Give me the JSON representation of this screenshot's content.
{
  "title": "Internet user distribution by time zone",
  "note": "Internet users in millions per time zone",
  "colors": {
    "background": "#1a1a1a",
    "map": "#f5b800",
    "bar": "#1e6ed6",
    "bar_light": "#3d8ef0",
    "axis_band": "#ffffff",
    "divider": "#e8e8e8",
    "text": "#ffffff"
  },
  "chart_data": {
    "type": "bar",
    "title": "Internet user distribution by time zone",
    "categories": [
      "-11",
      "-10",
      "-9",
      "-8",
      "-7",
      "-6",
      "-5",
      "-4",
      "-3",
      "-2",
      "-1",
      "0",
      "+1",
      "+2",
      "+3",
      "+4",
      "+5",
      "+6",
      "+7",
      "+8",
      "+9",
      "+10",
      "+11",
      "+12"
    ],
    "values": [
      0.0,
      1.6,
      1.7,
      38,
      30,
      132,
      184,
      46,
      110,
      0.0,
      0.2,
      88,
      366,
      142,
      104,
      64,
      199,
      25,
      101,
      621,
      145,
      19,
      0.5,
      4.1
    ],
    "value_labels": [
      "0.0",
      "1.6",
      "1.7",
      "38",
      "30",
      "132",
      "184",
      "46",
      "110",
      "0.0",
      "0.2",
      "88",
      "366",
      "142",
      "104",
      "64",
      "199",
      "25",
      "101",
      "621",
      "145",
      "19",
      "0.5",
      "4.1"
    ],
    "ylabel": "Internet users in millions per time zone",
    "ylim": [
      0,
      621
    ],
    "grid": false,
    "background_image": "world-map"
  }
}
————
Your instructions: Write the data back out verbatim.

Answer:
Give me the JSON representation of this screenshot's content.
{
  "title": "Internet user distribution by time zone",
  "note": "Internet users in millions per time zone",
  "colors": {
    "background": "#1a1a1a",
    "map": "#f5b800",
    "bar": "#1e6ed6",
    "bar_light": "#3d8ef0",
    "axis_band": "#ffffff",
    "divider": "#e8e8e8",
    "text": "#ffffff"
  },
  "chart_data": {
    "type": "bar",
    "title": "Internet user distribution by time zone",
    "categories": [
      "-11",
      "-10",
      "-9",
      "-8",
      "-7",
      "-6",
      "-5",
      "-4",
      "-3",
      "-2",
      "-1",
      "0",
      "+1",
      "+2",
      "+3",
      "+4",
      "+5",
      "+6",
      "+7",
      "+8",
      "+9",
      "+10",
      "+11",
      "+12"
    ],
    "values": [
      0.0,
      1.6,
      1.7,
      38,
      30,
      132,
      184,
      46,
      110,
      0.0,
      0.2,
      88,
      366,
      142,
      104,
      64,
      199,
      25,
      101,
      621,
      145,
      19,
      0.5,
      4.1
    ],
    "value_labels": [
      "0.0",
      "1.6",
      "1.7",
      "38",
      "30",
      "132",
      "184",
      "46",
      "110",
      "0.0",
      "0.2",
      "88",
      "366",
      "142",
      "104",
      "64",
      "199",
      "25",
      "101",
      "621",
      "145",
      "19",
      "0.5",
      "4.1"
    ],
    "ylabel": "Internet users in millions per time zone",
    "ylim": [
      0,
      621
    ],
    "grid": false,
    "background_image": "world-map"
  }
}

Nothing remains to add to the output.